__Job__.
Of all the lines in the material below, how many include the string "JSON"? Give the number only.

[Data tied to figure images]

▶

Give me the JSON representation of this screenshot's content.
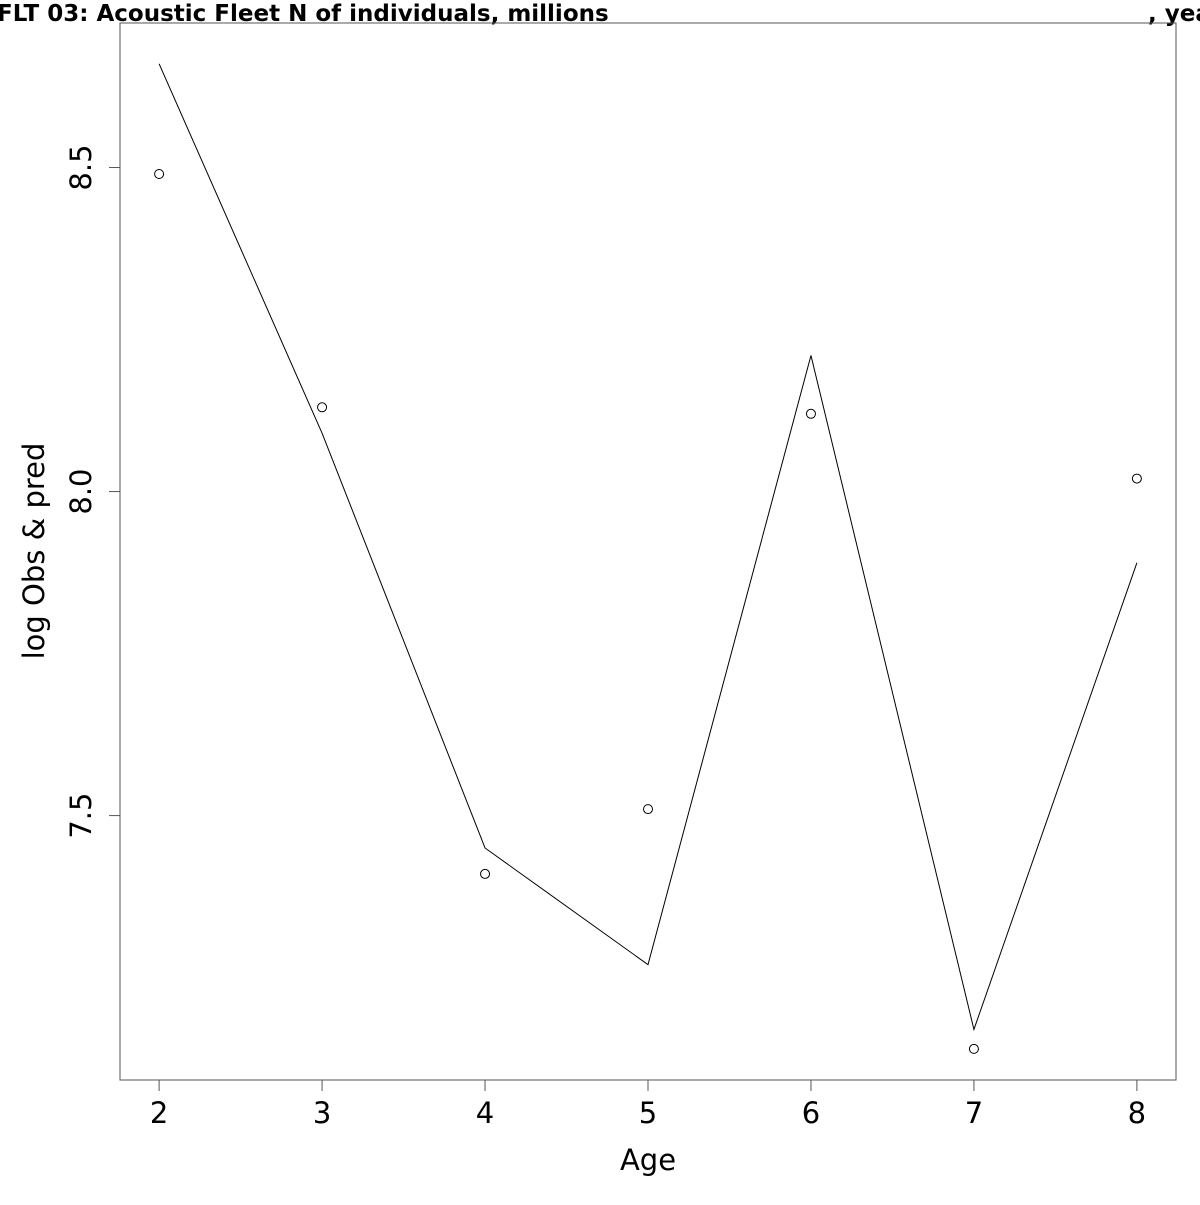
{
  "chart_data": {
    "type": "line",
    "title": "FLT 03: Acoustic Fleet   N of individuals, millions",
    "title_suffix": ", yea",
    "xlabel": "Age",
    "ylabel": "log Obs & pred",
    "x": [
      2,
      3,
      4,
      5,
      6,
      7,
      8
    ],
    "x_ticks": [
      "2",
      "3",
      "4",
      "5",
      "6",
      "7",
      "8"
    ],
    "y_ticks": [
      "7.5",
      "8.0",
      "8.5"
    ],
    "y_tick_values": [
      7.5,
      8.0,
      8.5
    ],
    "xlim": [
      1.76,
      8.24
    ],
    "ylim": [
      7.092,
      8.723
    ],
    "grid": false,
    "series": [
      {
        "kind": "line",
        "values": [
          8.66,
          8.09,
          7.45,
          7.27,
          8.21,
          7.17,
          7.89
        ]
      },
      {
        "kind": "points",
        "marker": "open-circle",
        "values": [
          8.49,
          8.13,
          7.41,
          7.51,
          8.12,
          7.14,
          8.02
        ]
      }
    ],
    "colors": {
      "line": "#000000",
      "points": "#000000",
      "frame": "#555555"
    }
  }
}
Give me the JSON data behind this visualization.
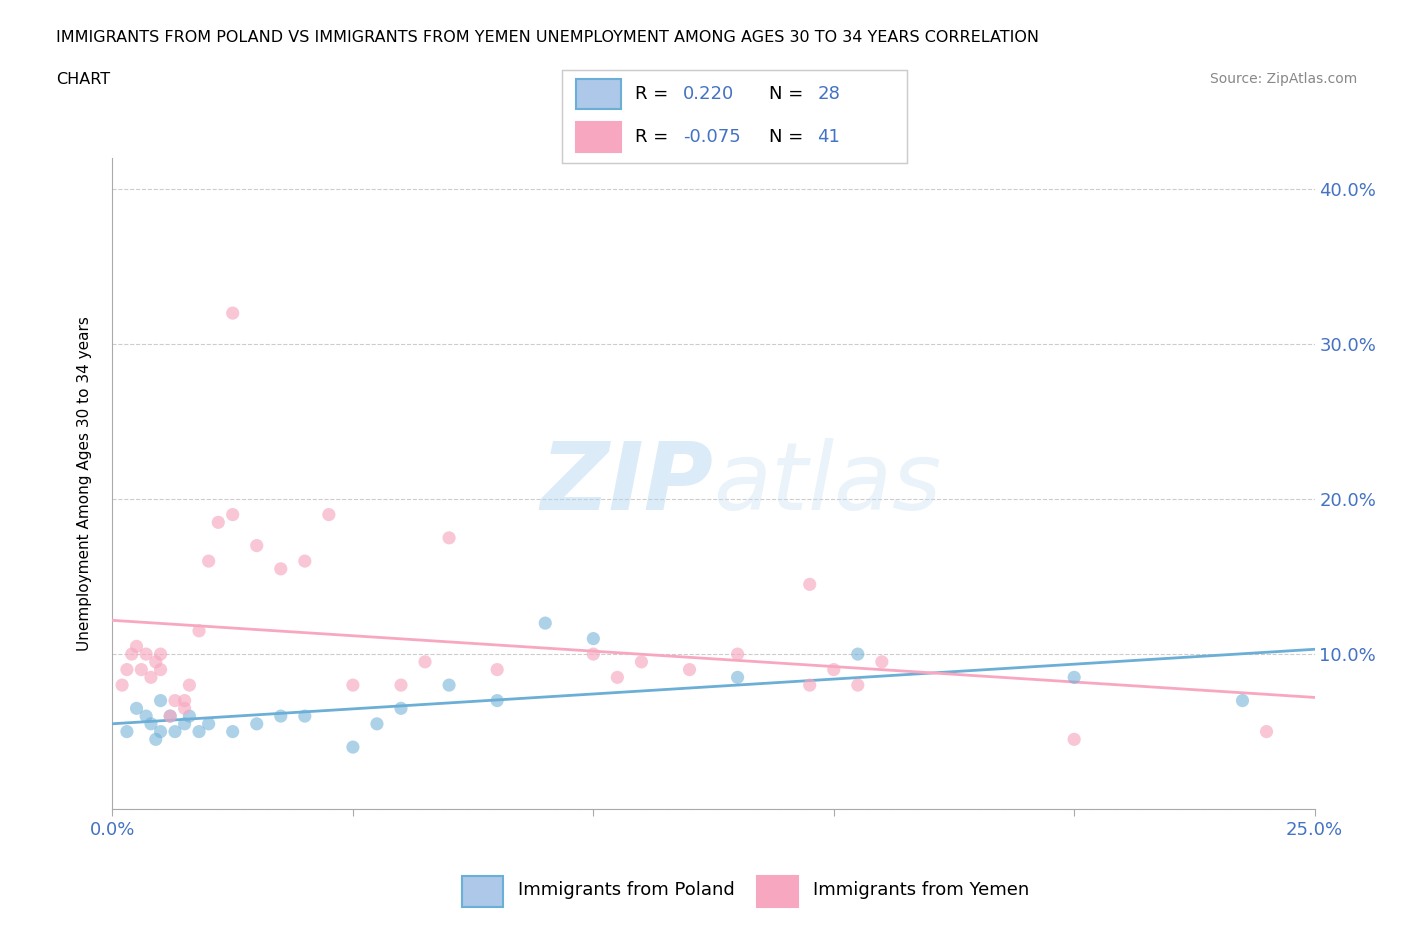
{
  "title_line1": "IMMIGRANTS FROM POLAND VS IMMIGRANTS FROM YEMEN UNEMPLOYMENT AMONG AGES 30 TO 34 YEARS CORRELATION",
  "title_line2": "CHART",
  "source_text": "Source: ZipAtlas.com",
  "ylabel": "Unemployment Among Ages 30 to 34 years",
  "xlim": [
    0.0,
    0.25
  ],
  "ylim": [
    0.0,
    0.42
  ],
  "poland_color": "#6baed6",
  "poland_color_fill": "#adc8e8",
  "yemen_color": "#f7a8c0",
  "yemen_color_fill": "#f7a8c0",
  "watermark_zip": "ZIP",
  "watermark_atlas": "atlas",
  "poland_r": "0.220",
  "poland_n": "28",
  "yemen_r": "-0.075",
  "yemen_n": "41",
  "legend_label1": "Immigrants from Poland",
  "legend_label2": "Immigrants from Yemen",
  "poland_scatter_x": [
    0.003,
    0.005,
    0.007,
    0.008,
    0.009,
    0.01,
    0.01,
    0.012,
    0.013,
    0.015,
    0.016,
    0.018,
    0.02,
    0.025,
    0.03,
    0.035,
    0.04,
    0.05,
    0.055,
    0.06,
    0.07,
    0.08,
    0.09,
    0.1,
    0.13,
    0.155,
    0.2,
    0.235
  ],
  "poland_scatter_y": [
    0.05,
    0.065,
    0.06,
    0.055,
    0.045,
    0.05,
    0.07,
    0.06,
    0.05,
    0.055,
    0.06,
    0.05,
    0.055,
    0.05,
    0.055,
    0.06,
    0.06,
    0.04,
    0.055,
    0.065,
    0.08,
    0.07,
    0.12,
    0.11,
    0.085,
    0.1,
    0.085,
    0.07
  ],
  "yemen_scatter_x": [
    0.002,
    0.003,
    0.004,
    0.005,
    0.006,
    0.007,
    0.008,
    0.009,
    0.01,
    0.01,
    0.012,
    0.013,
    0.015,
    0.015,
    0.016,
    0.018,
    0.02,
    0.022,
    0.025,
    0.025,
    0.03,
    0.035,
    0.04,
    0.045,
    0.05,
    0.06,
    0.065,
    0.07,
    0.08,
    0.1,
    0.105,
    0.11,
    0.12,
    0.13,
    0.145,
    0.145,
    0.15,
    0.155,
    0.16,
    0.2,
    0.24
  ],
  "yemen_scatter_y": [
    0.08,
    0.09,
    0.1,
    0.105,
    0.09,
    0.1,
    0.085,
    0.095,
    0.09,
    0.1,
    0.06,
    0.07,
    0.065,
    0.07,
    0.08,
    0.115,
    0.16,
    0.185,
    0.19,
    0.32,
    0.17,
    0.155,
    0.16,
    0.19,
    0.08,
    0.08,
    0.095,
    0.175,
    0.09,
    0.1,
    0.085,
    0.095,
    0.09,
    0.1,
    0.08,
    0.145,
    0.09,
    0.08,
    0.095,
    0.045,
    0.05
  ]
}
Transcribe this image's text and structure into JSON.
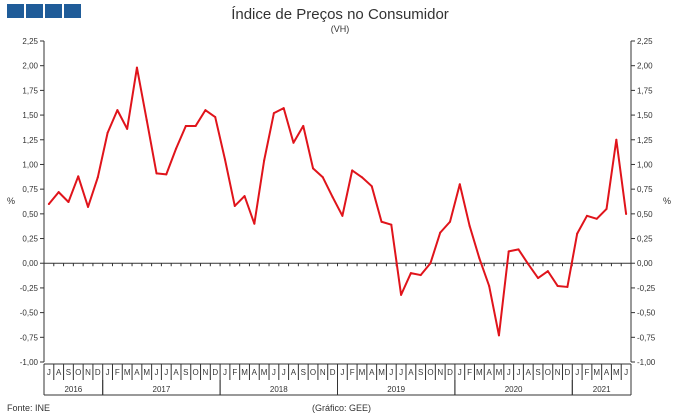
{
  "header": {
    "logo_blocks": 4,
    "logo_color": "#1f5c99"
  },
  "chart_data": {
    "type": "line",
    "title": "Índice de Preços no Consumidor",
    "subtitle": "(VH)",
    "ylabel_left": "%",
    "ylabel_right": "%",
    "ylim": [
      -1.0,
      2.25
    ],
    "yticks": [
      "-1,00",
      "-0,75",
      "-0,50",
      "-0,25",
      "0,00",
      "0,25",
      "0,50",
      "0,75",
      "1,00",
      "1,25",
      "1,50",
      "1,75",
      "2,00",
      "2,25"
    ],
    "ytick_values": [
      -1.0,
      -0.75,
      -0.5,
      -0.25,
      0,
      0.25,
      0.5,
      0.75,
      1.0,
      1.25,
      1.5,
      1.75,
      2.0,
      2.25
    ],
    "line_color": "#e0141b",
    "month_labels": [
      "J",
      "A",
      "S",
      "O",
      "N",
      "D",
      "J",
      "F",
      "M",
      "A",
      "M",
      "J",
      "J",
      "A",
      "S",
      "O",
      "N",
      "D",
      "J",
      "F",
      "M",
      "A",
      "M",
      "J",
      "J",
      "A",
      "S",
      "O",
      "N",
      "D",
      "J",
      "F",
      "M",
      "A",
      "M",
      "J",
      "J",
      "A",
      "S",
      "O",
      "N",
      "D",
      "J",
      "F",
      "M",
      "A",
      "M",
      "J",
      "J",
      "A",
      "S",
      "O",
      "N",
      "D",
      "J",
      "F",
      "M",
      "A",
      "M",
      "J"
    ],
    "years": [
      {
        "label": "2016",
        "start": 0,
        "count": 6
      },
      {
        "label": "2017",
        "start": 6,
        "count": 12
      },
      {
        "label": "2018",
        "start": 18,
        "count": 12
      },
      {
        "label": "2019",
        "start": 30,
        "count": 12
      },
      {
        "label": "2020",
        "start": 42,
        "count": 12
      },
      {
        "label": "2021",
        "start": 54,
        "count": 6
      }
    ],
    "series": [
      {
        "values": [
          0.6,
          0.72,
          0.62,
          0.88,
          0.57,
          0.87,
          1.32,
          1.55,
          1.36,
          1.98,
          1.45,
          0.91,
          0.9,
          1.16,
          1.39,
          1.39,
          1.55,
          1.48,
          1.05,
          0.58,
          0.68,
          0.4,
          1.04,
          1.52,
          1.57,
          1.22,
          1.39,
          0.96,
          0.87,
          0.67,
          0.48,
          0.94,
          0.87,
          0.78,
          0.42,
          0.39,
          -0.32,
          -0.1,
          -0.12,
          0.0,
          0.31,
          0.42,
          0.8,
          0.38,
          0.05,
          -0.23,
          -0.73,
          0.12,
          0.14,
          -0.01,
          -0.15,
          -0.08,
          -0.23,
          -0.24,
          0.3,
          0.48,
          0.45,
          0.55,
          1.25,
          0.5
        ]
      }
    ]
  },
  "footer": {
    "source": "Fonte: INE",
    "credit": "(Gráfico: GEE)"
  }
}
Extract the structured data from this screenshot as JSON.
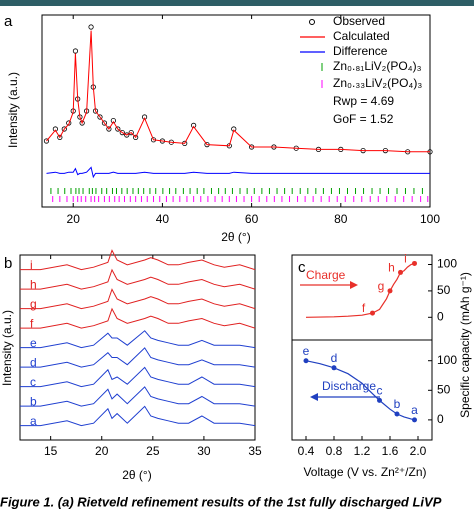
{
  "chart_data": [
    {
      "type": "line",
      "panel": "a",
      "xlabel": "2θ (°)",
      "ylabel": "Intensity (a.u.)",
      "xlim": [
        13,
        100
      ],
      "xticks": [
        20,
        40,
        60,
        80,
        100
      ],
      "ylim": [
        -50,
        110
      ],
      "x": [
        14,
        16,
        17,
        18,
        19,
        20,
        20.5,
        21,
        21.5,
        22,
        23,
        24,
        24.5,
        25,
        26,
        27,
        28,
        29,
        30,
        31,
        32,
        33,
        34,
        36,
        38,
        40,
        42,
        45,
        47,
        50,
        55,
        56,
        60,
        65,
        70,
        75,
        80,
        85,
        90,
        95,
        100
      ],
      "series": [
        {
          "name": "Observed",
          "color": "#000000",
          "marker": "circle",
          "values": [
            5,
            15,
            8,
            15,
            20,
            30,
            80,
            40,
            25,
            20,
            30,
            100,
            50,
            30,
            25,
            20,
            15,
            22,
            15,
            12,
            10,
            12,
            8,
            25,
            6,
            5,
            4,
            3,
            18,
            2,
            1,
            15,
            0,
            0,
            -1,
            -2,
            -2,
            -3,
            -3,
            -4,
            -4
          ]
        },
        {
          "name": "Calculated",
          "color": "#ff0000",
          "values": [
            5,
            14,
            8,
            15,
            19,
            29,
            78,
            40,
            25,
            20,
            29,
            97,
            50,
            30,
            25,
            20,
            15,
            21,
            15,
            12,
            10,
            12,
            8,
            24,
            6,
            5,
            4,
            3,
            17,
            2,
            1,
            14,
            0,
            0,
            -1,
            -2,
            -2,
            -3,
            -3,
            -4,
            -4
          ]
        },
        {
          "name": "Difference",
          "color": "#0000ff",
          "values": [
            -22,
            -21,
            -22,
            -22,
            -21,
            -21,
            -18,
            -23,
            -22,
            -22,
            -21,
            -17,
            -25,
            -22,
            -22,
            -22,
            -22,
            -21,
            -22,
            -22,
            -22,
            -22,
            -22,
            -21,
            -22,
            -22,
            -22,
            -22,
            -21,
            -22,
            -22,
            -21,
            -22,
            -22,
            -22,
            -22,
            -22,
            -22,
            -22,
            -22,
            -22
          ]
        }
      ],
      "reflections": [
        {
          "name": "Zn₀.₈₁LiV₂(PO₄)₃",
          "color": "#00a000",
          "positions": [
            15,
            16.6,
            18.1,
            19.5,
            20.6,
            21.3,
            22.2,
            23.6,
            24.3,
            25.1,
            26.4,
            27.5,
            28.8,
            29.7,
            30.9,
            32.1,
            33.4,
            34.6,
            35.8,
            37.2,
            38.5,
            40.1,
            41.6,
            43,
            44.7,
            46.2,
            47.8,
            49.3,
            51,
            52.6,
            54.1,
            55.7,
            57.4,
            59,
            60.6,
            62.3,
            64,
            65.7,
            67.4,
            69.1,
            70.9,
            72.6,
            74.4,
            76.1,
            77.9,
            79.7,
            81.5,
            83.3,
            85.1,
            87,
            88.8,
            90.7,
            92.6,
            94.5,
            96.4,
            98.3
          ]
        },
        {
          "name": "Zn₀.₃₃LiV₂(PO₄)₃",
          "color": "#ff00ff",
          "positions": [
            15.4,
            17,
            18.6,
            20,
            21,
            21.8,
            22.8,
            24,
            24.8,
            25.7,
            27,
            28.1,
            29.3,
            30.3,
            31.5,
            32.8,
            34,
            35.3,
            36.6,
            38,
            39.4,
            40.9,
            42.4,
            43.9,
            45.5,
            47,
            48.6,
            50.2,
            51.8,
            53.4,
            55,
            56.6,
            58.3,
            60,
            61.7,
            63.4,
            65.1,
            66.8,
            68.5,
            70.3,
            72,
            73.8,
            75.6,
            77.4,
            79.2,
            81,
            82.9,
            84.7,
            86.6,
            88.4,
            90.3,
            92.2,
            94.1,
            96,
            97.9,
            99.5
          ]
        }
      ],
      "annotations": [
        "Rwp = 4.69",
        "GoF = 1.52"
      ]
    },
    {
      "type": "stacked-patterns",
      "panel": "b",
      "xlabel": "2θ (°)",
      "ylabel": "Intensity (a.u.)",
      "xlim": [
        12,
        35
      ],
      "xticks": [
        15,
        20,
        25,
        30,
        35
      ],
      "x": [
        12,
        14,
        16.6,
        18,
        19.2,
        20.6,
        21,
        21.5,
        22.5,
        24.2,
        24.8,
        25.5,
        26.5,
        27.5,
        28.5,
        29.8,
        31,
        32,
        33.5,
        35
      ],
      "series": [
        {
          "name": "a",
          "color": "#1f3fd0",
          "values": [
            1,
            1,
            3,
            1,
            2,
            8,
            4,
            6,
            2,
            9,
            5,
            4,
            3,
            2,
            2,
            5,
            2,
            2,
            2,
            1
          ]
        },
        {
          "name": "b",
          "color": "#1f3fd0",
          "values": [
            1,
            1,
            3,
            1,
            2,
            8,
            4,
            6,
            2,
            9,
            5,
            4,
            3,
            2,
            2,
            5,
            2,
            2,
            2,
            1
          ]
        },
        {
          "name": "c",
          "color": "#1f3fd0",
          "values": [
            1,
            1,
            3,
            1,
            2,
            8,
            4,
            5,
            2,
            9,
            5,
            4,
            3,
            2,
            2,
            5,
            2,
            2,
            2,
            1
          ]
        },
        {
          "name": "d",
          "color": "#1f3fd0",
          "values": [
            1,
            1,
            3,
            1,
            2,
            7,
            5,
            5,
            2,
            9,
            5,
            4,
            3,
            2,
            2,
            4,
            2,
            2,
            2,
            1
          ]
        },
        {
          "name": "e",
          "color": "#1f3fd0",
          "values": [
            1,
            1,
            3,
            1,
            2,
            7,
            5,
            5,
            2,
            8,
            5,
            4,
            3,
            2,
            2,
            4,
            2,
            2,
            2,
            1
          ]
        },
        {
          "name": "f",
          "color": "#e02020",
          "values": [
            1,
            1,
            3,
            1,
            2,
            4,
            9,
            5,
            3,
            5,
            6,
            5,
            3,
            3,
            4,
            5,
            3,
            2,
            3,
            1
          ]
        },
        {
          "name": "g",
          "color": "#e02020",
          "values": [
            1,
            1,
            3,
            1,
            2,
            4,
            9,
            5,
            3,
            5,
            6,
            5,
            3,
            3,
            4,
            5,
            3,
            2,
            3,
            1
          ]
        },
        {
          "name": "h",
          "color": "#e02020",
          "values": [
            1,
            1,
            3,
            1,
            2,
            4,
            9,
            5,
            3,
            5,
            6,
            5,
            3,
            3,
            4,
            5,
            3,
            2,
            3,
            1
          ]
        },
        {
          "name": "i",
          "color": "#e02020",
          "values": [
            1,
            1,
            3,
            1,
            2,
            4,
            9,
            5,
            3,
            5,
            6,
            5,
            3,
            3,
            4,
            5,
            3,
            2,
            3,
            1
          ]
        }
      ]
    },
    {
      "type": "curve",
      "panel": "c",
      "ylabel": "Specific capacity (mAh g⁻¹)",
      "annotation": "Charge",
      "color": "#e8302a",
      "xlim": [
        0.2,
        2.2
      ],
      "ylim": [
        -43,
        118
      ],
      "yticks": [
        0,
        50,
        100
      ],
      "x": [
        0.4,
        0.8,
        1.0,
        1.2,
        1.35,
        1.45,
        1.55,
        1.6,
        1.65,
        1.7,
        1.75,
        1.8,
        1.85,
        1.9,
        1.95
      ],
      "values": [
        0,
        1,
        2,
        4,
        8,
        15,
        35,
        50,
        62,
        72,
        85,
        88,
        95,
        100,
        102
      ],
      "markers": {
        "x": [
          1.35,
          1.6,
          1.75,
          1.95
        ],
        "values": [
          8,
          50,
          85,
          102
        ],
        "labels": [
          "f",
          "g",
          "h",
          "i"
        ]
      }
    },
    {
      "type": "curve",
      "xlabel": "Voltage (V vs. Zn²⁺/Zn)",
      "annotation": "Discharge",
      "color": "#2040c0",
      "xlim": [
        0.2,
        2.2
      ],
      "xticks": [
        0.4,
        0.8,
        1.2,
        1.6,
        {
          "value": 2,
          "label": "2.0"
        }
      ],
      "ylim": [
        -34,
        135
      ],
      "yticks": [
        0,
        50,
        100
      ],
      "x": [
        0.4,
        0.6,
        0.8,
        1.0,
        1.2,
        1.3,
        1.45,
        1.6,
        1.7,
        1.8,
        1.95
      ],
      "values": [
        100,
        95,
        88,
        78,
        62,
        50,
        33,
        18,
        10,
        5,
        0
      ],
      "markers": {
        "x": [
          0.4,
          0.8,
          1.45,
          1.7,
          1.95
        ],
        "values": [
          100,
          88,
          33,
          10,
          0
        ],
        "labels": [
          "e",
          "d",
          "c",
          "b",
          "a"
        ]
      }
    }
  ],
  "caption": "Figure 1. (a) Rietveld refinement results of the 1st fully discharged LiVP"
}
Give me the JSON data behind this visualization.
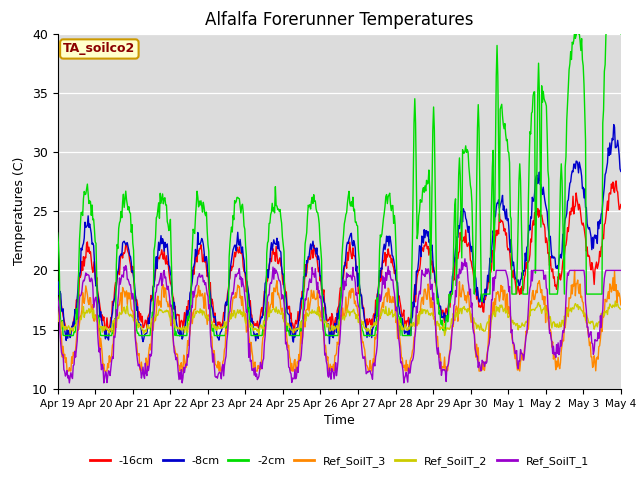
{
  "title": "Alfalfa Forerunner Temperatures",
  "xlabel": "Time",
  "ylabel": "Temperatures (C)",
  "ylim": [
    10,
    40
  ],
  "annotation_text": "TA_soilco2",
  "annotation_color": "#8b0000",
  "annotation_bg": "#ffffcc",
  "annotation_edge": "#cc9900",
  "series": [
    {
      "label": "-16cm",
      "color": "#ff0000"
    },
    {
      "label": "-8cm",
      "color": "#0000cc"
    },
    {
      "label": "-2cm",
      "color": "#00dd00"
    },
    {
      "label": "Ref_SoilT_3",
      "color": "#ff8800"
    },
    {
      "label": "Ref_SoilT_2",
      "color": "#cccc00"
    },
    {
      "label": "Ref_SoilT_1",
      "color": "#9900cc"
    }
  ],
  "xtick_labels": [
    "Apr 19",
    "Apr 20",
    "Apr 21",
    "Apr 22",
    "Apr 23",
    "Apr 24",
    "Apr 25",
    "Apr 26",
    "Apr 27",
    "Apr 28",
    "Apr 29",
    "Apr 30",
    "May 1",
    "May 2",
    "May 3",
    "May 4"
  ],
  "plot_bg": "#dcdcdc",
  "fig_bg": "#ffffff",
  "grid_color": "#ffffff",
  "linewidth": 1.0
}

◀

__Task response__.
5